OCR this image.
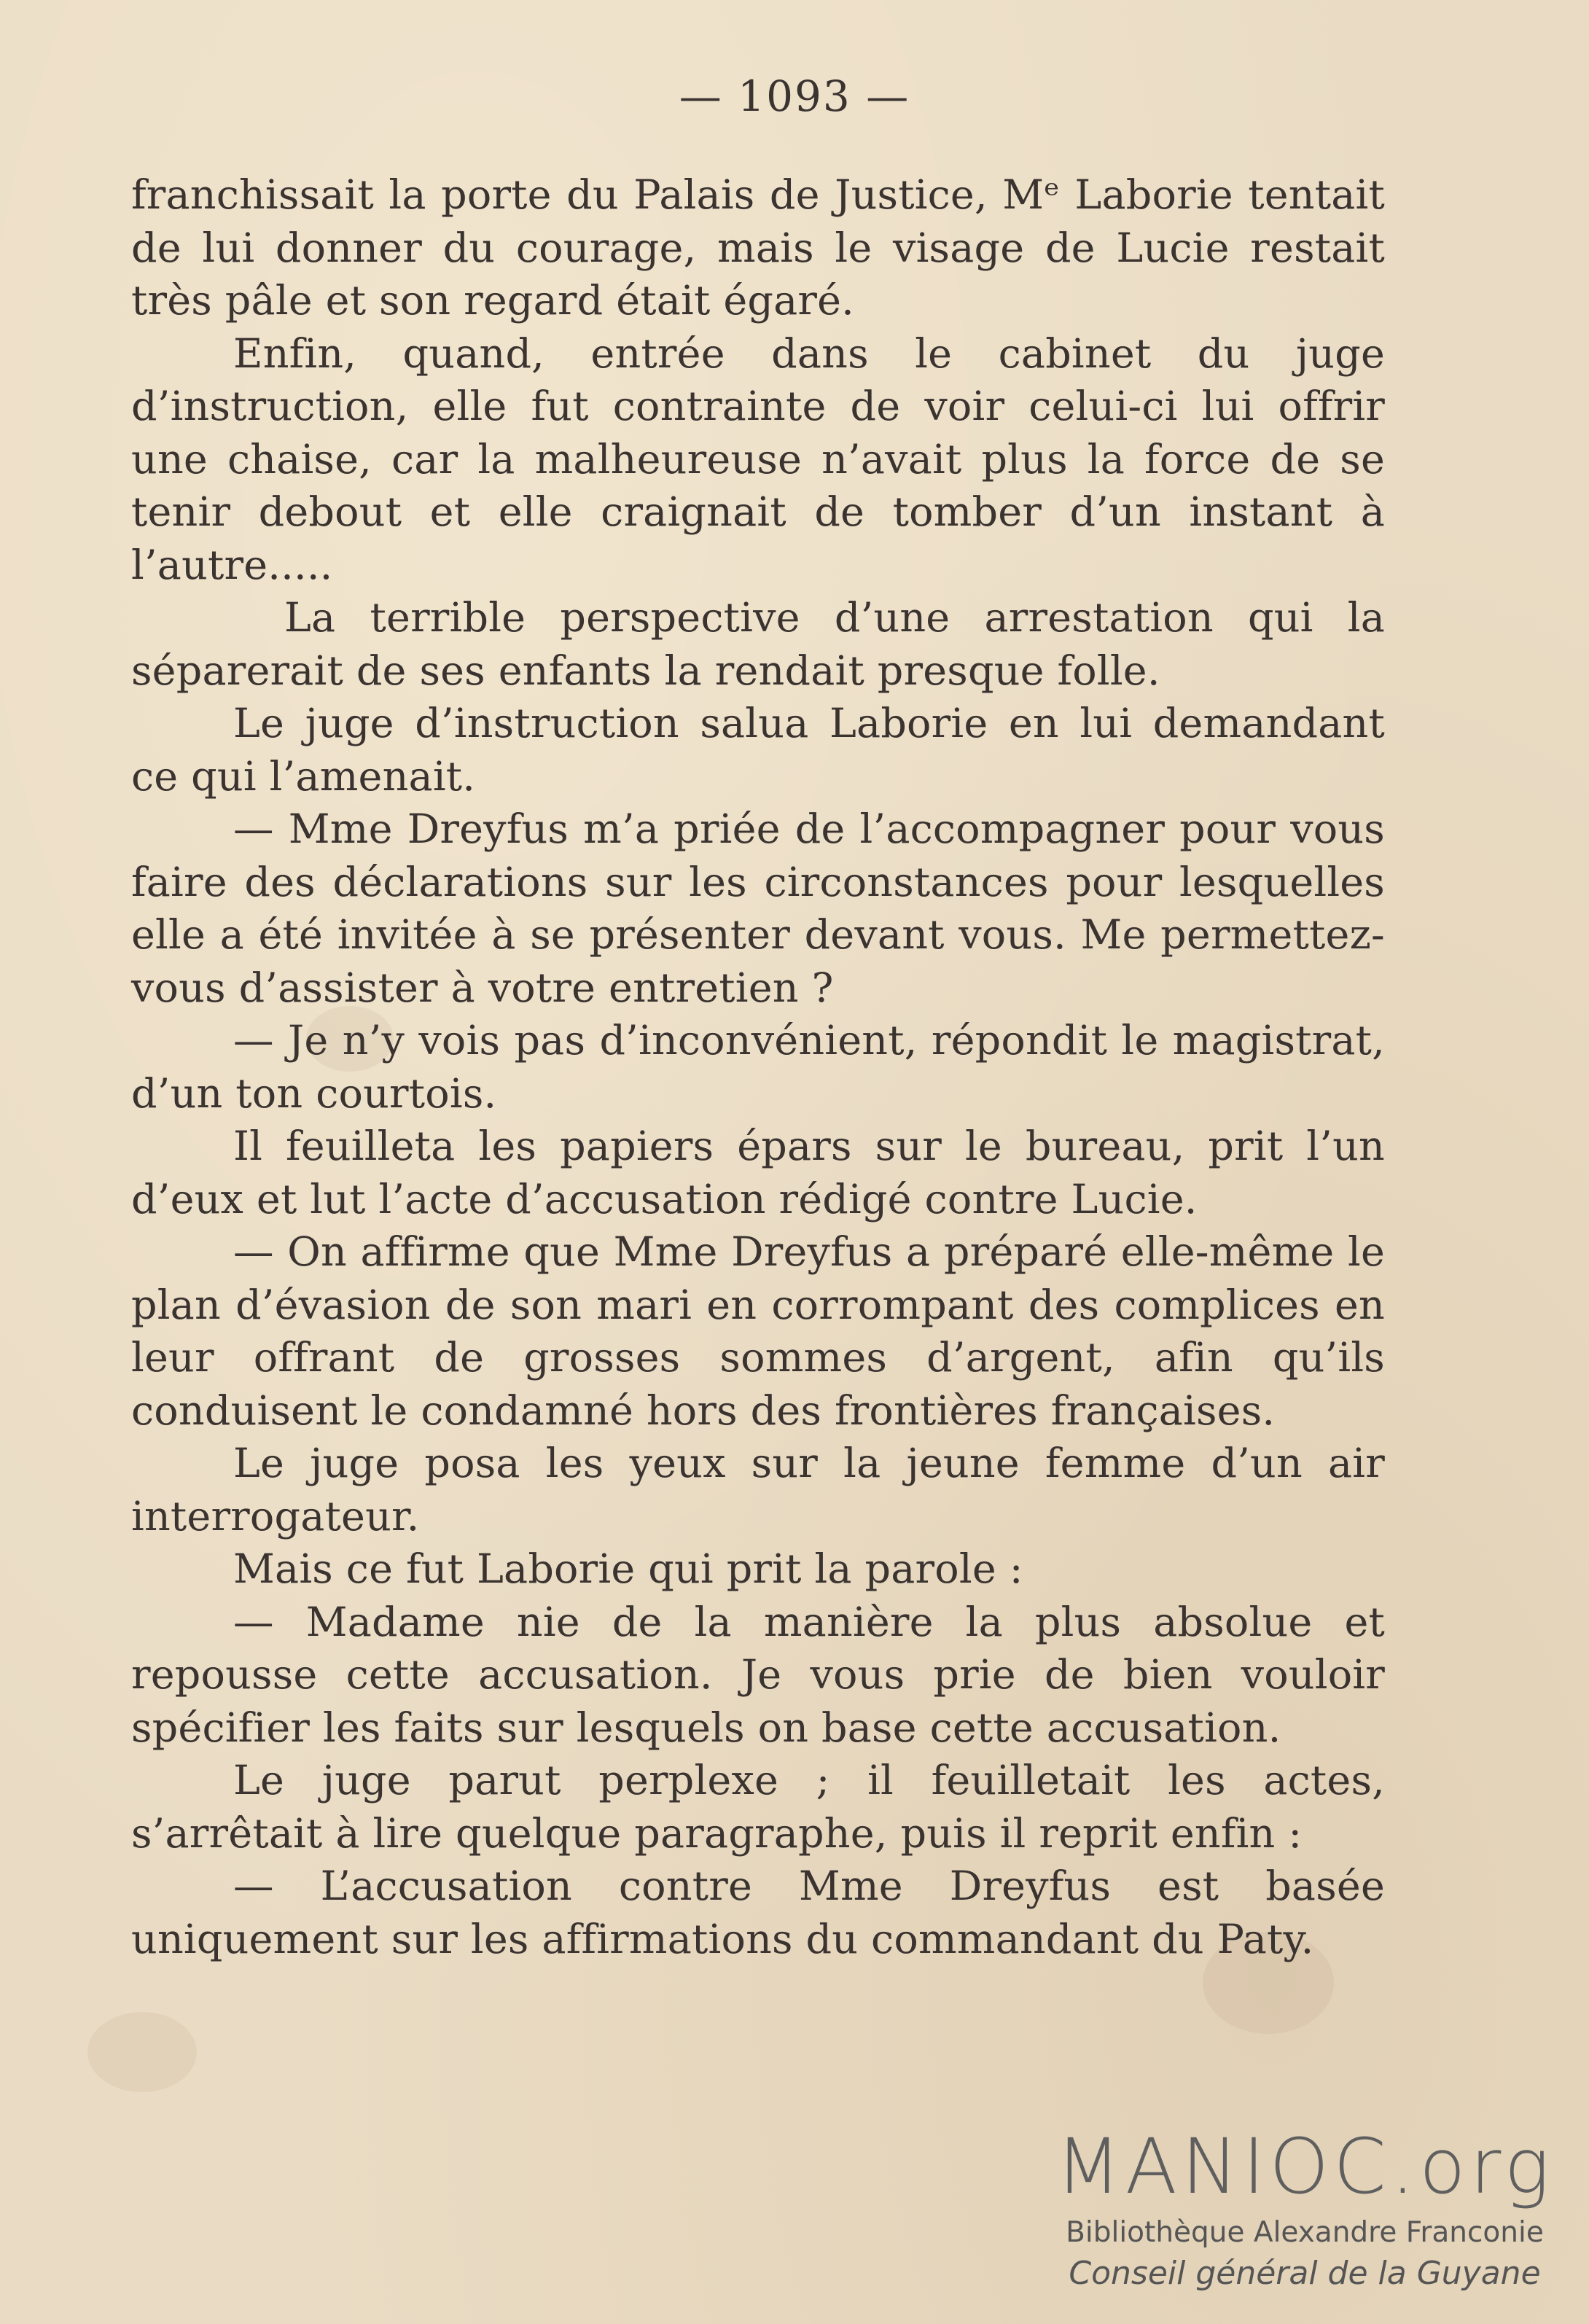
— 1093 —

franchissait la porte du Palais de Justice, Mᵉ Laborie tentait de lui donner du courage, mais le visage de Lucie restait très pâle et son regard était égaré.

Enfin, quand, entrée dans le cabinet du juge d’instruction, elle fut contrainte de voir celui-ci lui offrir une chaise, car la malheureuse n’avait plus la force de se tenir debout et elle craignait de tomber d’un instant à l’autre.....

La terrible perspective d’une arrestation qui la séparerait de ses enfants la rendait presque folle.

Le juge d’instruction salua Laborie en lui demandant ce qui l’amenait.

— Mme Dreyfus m’a priée de l’accompagner pour vous faire des déclarations sur les circonstances pour lesquelles elle a été invitée à se présenter devant vous. Me permettez-vous d’assister à votre entretien ?

— Je n’y vois pas d’inconvénient, répondit le magistrat, d’un ton courtois.

Il feuilleta les papiers épars sur le bureau, prit l’un d’eux et lut l’acte d’accusation rédigé contre Lucie.

— On affirme que Mme Dreyfus a préparé elle-même le plan d’évasion de son mari en corrompant des complices en leur offrant de grosses sommes d’argent, afin qu’ils conduisent le condamné hors des frontières françaises.

Le juge posa les yeux sur la jeune femme d’un air interrogateur.

Mais ce fut Laborie qui prit la parole :

— Madame nie de la manière la plus absolue et repousse cette accusation. Je vous prie de bien vouloir spécifier les faits sur lesquels on base cette accusation.

Le juge parut perplexe ; il feuilletait les actes, s’arrêtait à lire quelque paragraphe, puis il reprit enfin :

— L’accusation contre Mme Dreyfus est basée uniquement sur les affirmations du commandant du Paty.

MANIOC.org
Bibliothèque Alexandre Franconie
Conseil général de la Guyane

****

### Stated exercise
Copy out all of the material exactly as written, without its pictures.

### Output for this task
OCR this image.
— 1093 —

franchissait la porte du Palais de Justice, Mᵉ Laborie tentait de lui donner du courage, mais le visage de Lucie restait très pâle et son regard était égaré.

Enfin, quand, entrée dans le cabinet du juge d’instruction, elle fut contrainte de voir celui-ci lui offrir une chaise, car la malheureuse n’avait plus la force de se tenir debout et elle craignait de tomber d’un instant à l’autre.....

La terrible perspective d’une arrestation qui la séparerait de ses enfants la rendait presque folle.

Le juge d’instruction salua Laborie en lui demandant ce qui l’amenait.

— Mme Dreyfus m’a priée de l’accompagner pour vous faire des déclarations sur les circonstances pour lesquelles elle a été invitée à se présenter devant vous. Me permettez-vous d’assister à votre entretien ?

— Je n’y vois pas d’inconvénient, répondit le magistrat, d’un ton courtois.

Il feuilleta les papiers épars sur le bureau, prit l’un d’eux et lut l’acte d’accusation rédigé contre Lucie.

— On affirme que Mme Dreyfus a préparé elle-même le plan d’évasion de son mari en corrompant des complices en leur offrant de grosses sommes d’argent, afin qu’ils conduisent le condamné hors des frontières françaises.

Le juge posa les yeux sur la jeune femme d’un air interrogateur.

Mais ce fut Laborie qui prit la parole :

— Madame nie de la manière la plus absolue et repousse cette accusation. Je vous prie de bien vouloir spécifier les faits sur lesquels on base cette accusation.

Le juge parut perplexe ; il feuilletait les actes, s’arrêtait à lire quelque paragraphe, puis il reprit enfin :

— L’accusation contre Mme Dreyfus est basée uniquement sur les affirmations du commandant du Paty.

MANIOC.org
Bibliothèque Alexandre Franconie
Conseil général de la Guyane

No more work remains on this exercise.